Instruction. How many lines of the data include the string "JSON"? State the number and nothing else.

[Data records]
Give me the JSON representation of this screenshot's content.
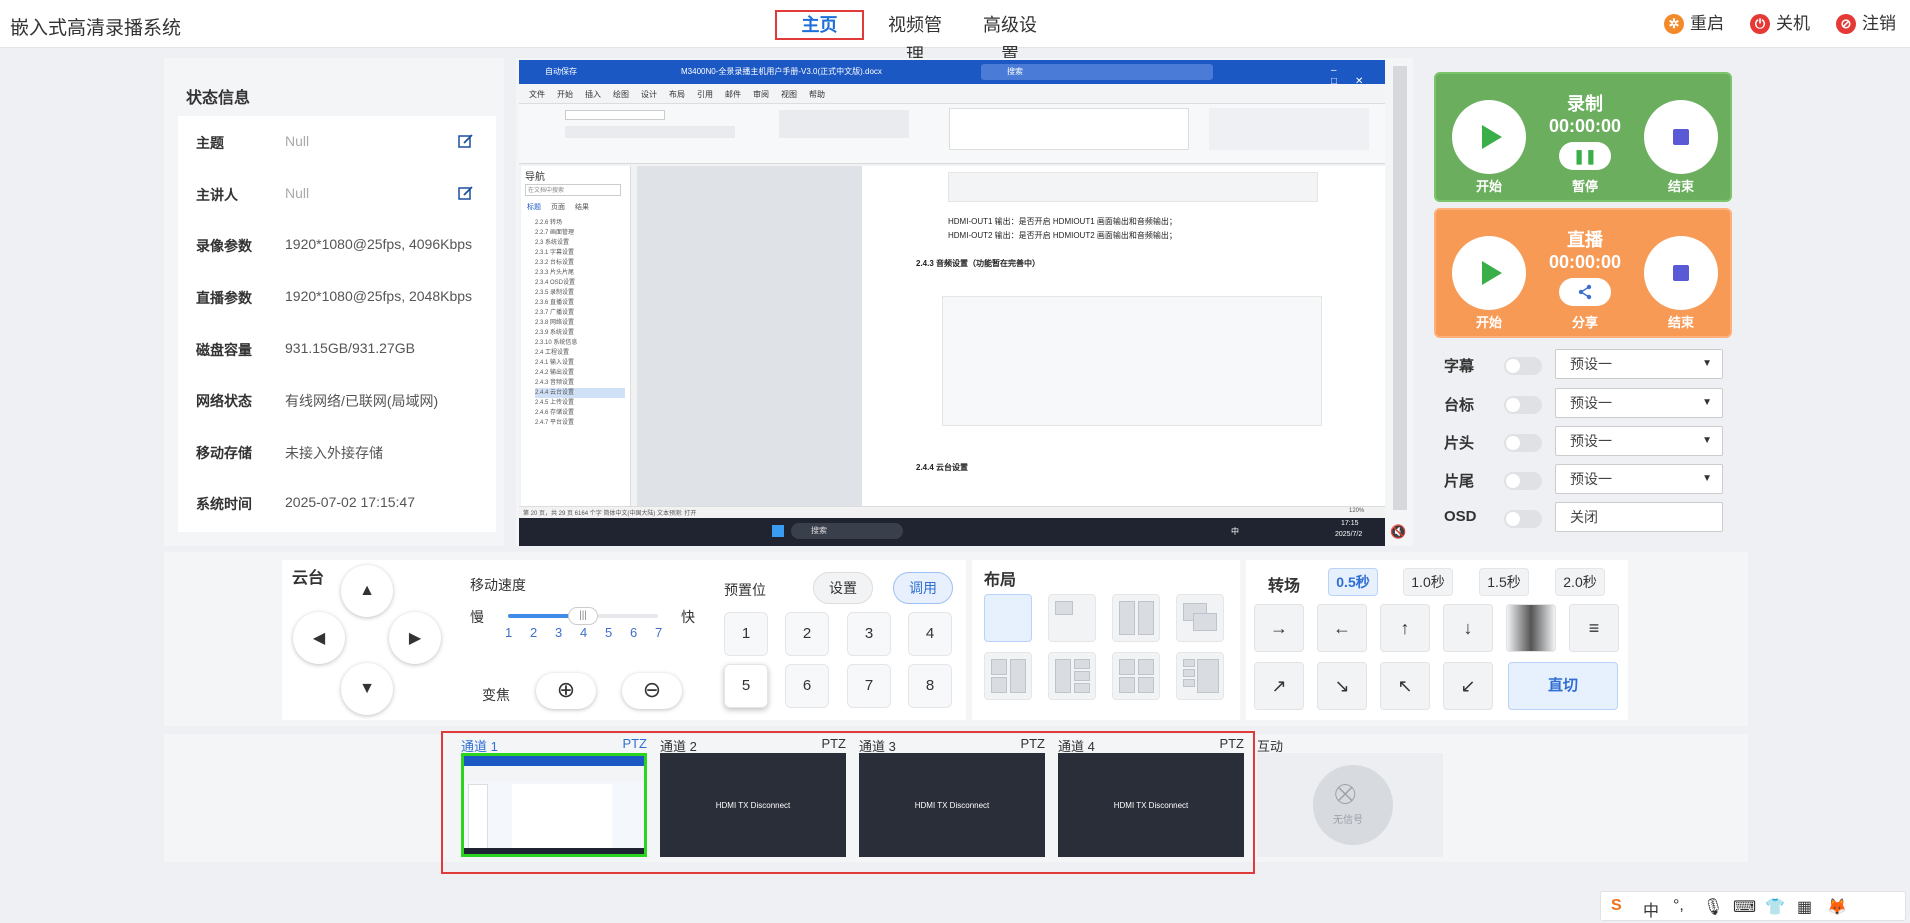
{
  "app": {
    "title": "嵌入式高清录播系统"
  },
  "nav": {
    "home": "主页",
    "video": "视频管理",
    "advanced": "高级设置"
  },
  "header_actions": {
    "restart": "重启",
    "shutdown": "关机",
    "logout": "注销"
  },
  "colors": {
    "accent": "#1e6fd9",
    "record_green": "#6aae5e",
    "live_orange": "#f79a55",
    "highlight_red": "#e03a3a",
    "selected_channel": "#2bd41f"
  },
  "status": {
    "title": "状态信息",
    "rows": [
      {
        "label": "主题",
        "value": "Null",
        "editable": true
      },
      {
        "label": "主讲人",
        "value": "Null",
        "editable": true
      },
      {
        "label": "录像参数",
        "value": "1920*1080@25fps, 4096Kbps"
      },
      {
        "label": "直播参数",
        "value": "1920*1080@25fps, 2048Kbps"
      },
      {
        "label": "磁盘容量",
        "value": "931.15GB/931.27GB"
      },
      {
        "label": "网络状态",
        "value": "有线网络/已联网(局域网)"
      },
      {
        "label": "移动存储",
        "value": "未接入外接存储"
      },
      {
        "label": "系统时间",
        "value": "2025-07-02 17:15:47"
      }
    ]
  },
  "preview": {
    "doc_title": "M3400N0-全景录播主机用户手册-V3.0(正式中文版).docx",
    "autosave": "自动保存",
    "search": "搜索",
    "ribbon_tabs": [
      "文件",
      "开始",
      "插入",
      "绘图",
      "设计",
      "布局",
      "引用",
      "邮件",
      "审阅",
      "视图",
      "帮助"
    ],
    "nav_pane_title": "导航",
    "nav_pane_search": "在文档中搜索",
    "nav_tabs": [
      "标题",
      "页面",
      "结果"
    ],
    "nav_items": [
      "2.2.6 转场",
      "2.2.7 画面管理",
      "2.3 系统设置",
      "2.3.1 字幕设置",
      "2.3.2 台标设置",
      "2.3.3 片头片尾",
      "2.3.4 OSD设置",
      "2.3.5 录制设置",
      "2.3.6 直播设置",
      "2.3.7 广播设置",
      "2.3.8 网络设置",
      "2.3.9 系统设置",
      "2.3.10 系统信息",
      "2.4 工程设置",
      "2.4.1 输入设置",
      "2.4.2 输出设置",
      "2.4.3 音频设置",
      "2.4.4 云台设置",
      "2.4.5 上传设置",
      "2.4.6 存储设置",
      "2.4.7 平台设置"
    ],
    "doc_lines": [
      "HDMI-OUT1 输出：是否开启 HDMIOUT1 画面输出和音频输出；",
      "HDMI-OUT2 输出：是否开启 HDMIOUT2 画面输出和音频输出；",
      "2.4.3 音频设置（功能暂在完善中）",
      "2.4.4 云台设置"
    ],
    "statusbar": "第 20 页，共 29 页   6164 个字   简体中文(中国大陆)   文本预测: 打开",
    "zoom": "120%",
    "task_search": "搜索",
    "clock_time": "17:15",
    "clock_date": "2025/7/2",
    "ime_lang": "中"
  },
  "record": {
    "title": "录制",
    "time": "00:00:00",
    "start": "开始",
    "pause": "暂停",
    "stop": "结束"
  },
  "live": {
    "title": "直播",
    "time": "00:00:00",
    "start": "开始",
    "share": "分享",
    "stop": "结束"
  },
  "overlays": [
    {
      "label": "字幕",
      "value": "预设一",
      "enabled": false
    },
    {
      "label": "台标",
      "value": "预设一",
      "enabled": false
    },
    {
      "label": "片头",
      "value": "预设一",
      "enabled": false
    },
    {
      "label": "片尾",
      "value": "预设一",
      "enabled": false
    },
    {
      "label": "OSD",
      "value": "关闭",
      "enabled": false
    }
  ],
  "ptz": {
    "title": "云台",
    "speed_label": "移动速度",
    "slow": "慢",
    "fast": "快",
    "speeds": [
      "1",
      "2",
      "3",
      "4",
      "5",
      "6",
      "7"
    ],
    "speed_value": 4,
    "zoom_label": "变焦",
    "preset_label": "预置位",
    "preset_set": "设置",
    "preset_call": "调用",
    "presets": [
      "1",
      "2",
      "3",
      "4",
      "5",
      "6",
      "7",
      "8"
    ],
    "selected_preset": "5"
  },
  "layout": {
    "title": "布局",
    "selected_index": 0
  },
  "transition": {
    "title": "转场",
    "speeds": [
      "0.5秒",
      "1.0秒",
      "1.5秒",
      "2.0秒"
    ],
    "selected_speed": "0.5秒",
    "effects": [
      "arrow-right-icon",
      "arrow-left-icon",
      "arrow-up-icon",
      "arrow-down-icon",
      "fade-icon",
      "lines-icon",
      "arrow-up-right-icon",
      "arrow-down-right-icon",
      "arrow-up-left-icon",
      "arrow-down-left-icon"
    ],
    "cut": "直切"
  },
  "channels": [
    {
      "name": "通道 1",
      "ptz": "PTZ",
      "screen": "",
      "selected": true
    },
    {
      "name": "通道 2",
      "ptz": "PTZ",
      "screen": "HDMI TX Disconnect"
    },
    {
      "name": "通道 3",
      "ptz": "PTZ",
      "screen": "HDMI TX Disconnect"
    },
    {
      "name": "通道 4",
      "ptz": "PTZ",
      "screen": "HDMI TX Disconnect"
    },
    {
      "name": "互动",
      "ptz": "",
      "screen": "无信号"
    }
  ],
  "ime_tray": {
    "lang": "中"
  }
}
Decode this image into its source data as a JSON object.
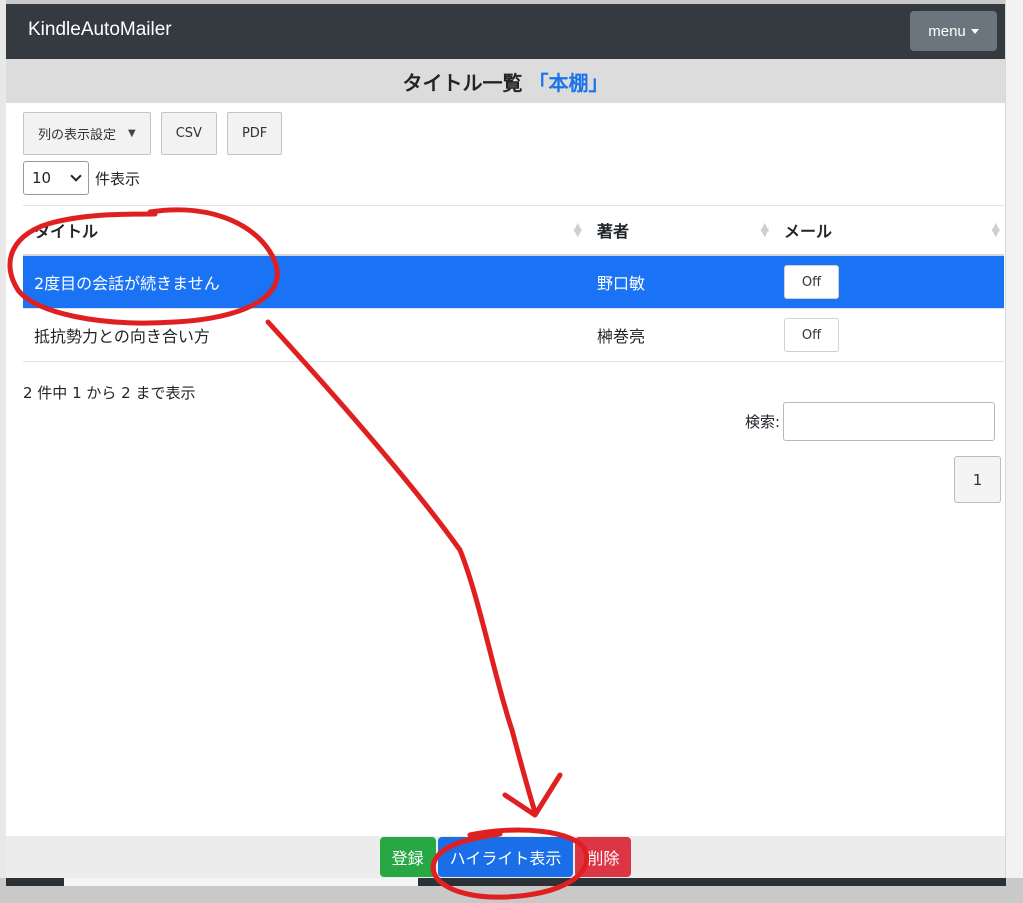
{
  "app": {
    "title": "KindleAutoMailer",
    "menu_label": "menu"
  },
  "page": {
    "heading": "タイトル一覧",
    "shelf": "「本棚」"
  },
  "toolbar": {
    "columns_label": "列の表示設定",
    "columns_tri": "▼",
    "csv_label": "CSV",
    "pdf_label": "PDF"
  },
  "length": {
    "value": "10",
    "suffix": "件表示"
  },
  "table": {
    "headers": [
      "タイトル",
      "著者",
      "メール"
    ],
    "rows": [
      {
        "title": "2度目の会話が続きません",
        "author": "野口敏",
        "mail": "Off",
        "selected": true
      },
      {
        "title": "抵抗勢力との向き合い方",
        "author": "榊巻亮",
        "mail": "Off",
        "selected": false
      }
    ]
  },
  "info": "2 件中 1 から 2 まで表示",
  "search": {
    "label": "検索:",
    "value": ""
  },
  "pagination": {
    "page": "1"
  },
  "footer": {
    "register_label": "登録",
    "highlight_label": "ハイライト表示",
    "delete_label": "削除"
  },
  "colors": {
    "navbar": "#343a40",
    "selected_row": "#1a73f5",
    "register": "#28a745",
    "highlight": "#1a6ee8",
    "delete": "#dc3545",
    "annotation": "#e02020"
  }
}
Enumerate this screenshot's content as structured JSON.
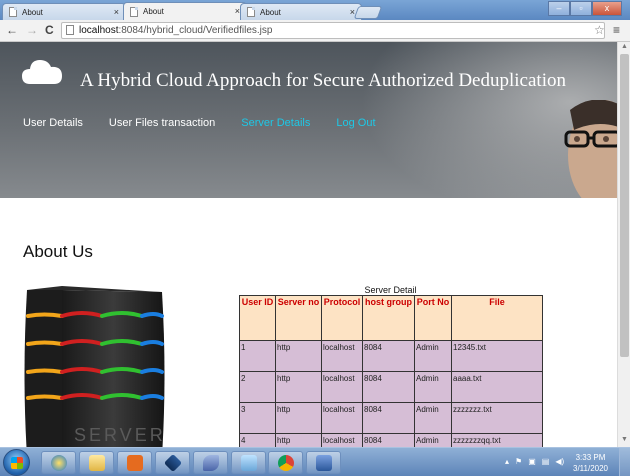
{
  "browser": {
    "tabs": [
      {
        "label": "About",
        "close": "×"
      },
      {
        "label": "About",
        "close": "×"
      },
      {
        "label": "About",
        "close": "×"
      }
    ],
    "url_host": "localhost",
    "url_rest": ":8084/hybrid_cloud/Verifiedfiles.jsp",
    "back": "←",
    "forward": "→",
    "reload": "C",
    "star": "☆",
    "menu": "≡",
    "window_buttons": [
      "–",
      "▫",
      "x"
    ]
  },
  "site": {
    "title": "A Hybrid Cloud Approach for Secure Authorized Deduplication",
    "nav": [
      {
        "label": "User Details",
        "color": "#ffffff"
      },
      {
        "label": "User Files transaction",
        "color": "#ffffff"
      },
      {
        "label": "Server Details",
        "color": "#1ec8e6"
      },
      {
        "label": "Log Out",
        "color": "#1ec8e6"
      }
    ]
  },
  "page": {
    "heading": "About Us",
    "server_image_text": "SERVER"
  },
  "table": {
    "caption": "Server Detail",
    "headers": [
      "User ID",
      "Server no",
      "Protocol",
      "host group",
      "Port No",
      "File"
    ],
    "rows": [
      [
        "1",
        "http",
        "localhost",
        "8084",
        "Admin",
        "12345.txt"
      ],
      [
        "2",
        "http",
        "localhost",
        "8084",
        "Admin",
        "aaaa.txt"
      ],
      [
        "3",
        "http",
        "localhost",
        "8084",
        "Admin",
        "zzzzzzz.txt"
      ],
      [
        "4",
        "http",
        "localhost",
        "8084",
        "Admin",
        "zzzzzzzqq.txt"
      ]
    ]
  },
  "taskbar": {
    "time": "3:33 PM",
    "date": "3/11/2020",
    "tray_icons": [
      "▴",
      "⚑",
      "▣",
      "▤",
      "◀)"
    ]
  }
}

Response. 3